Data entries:
====================

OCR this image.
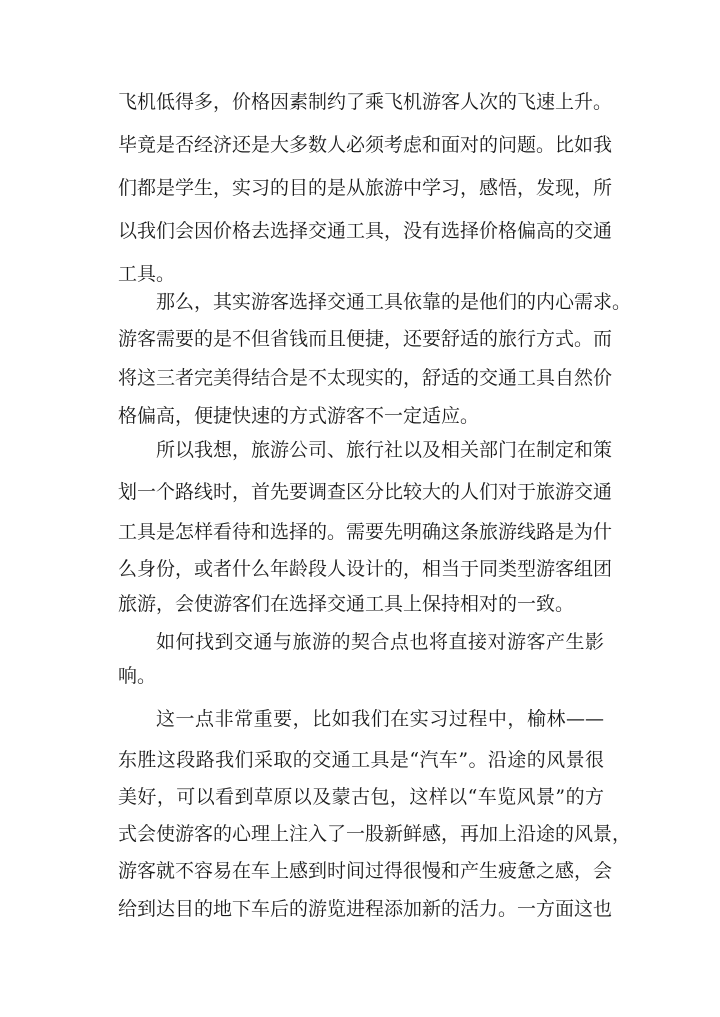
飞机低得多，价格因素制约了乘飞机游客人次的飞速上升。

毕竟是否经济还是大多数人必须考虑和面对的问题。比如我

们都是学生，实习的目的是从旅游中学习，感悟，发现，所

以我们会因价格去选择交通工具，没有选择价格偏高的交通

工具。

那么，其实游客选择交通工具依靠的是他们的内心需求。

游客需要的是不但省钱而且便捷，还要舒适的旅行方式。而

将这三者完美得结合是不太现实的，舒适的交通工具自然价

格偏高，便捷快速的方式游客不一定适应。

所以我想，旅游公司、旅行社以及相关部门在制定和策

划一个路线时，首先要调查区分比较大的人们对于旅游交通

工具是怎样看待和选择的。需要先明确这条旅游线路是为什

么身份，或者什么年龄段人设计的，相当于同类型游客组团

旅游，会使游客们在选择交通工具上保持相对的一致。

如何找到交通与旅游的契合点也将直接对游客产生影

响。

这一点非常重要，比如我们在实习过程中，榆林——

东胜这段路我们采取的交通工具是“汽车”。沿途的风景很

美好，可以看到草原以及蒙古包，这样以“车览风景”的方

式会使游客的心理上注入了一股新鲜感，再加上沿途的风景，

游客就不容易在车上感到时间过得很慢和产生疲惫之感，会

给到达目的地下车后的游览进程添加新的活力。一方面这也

====================

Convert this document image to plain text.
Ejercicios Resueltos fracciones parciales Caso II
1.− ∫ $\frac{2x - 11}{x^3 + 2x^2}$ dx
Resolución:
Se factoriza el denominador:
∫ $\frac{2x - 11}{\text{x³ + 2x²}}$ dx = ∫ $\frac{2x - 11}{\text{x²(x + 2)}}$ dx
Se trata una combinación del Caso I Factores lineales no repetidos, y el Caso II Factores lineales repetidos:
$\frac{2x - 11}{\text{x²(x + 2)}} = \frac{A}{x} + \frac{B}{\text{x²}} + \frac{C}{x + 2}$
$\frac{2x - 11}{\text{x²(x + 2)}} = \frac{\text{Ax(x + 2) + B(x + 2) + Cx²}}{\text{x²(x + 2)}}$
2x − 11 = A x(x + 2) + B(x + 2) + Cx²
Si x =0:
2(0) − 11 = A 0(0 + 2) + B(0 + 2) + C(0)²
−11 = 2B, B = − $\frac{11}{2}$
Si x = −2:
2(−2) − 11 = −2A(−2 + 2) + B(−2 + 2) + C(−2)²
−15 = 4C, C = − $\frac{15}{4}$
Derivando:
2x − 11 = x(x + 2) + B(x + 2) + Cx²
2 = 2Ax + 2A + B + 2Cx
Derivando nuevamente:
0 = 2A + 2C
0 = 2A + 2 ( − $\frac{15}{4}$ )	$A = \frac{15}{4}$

====================

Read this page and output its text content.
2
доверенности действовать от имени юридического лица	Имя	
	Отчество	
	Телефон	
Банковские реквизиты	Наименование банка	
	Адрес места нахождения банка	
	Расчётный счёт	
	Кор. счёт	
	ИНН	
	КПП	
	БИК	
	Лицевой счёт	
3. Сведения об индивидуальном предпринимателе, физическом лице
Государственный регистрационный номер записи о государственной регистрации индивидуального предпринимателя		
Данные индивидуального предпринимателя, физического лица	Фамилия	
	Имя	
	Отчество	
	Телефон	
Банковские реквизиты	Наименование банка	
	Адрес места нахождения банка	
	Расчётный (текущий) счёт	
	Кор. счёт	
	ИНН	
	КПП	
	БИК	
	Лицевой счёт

====================

Short problem
Your answer should be a single number: the count of lines in the listing that contain the word "text".

Written reply
5